### WORK REQUIRED
Write out each line from the data below that includes the word "ylabel".

### GIVEN ENTRIES
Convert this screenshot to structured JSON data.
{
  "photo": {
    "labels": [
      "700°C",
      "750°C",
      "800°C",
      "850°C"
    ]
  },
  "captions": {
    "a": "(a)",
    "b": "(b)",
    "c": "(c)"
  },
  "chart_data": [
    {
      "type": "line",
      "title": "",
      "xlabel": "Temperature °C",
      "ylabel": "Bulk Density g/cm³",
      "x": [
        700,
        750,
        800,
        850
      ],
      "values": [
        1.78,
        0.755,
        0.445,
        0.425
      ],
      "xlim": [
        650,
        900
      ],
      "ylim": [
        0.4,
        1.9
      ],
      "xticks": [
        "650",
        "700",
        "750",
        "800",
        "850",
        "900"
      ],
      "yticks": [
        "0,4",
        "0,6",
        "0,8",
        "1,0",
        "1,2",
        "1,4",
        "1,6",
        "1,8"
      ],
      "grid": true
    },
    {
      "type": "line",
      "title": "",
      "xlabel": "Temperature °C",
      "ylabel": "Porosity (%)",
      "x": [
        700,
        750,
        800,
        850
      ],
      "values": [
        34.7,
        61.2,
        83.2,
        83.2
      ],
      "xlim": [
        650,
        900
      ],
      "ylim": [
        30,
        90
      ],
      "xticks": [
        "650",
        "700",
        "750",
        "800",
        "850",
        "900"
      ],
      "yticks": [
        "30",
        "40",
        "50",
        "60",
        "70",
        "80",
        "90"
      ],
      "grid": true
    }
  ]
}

### WRITTEN SOLUTION
      "ylabel": "Bulk Density g/cm³",
      "ylabel": "Porosity (%)",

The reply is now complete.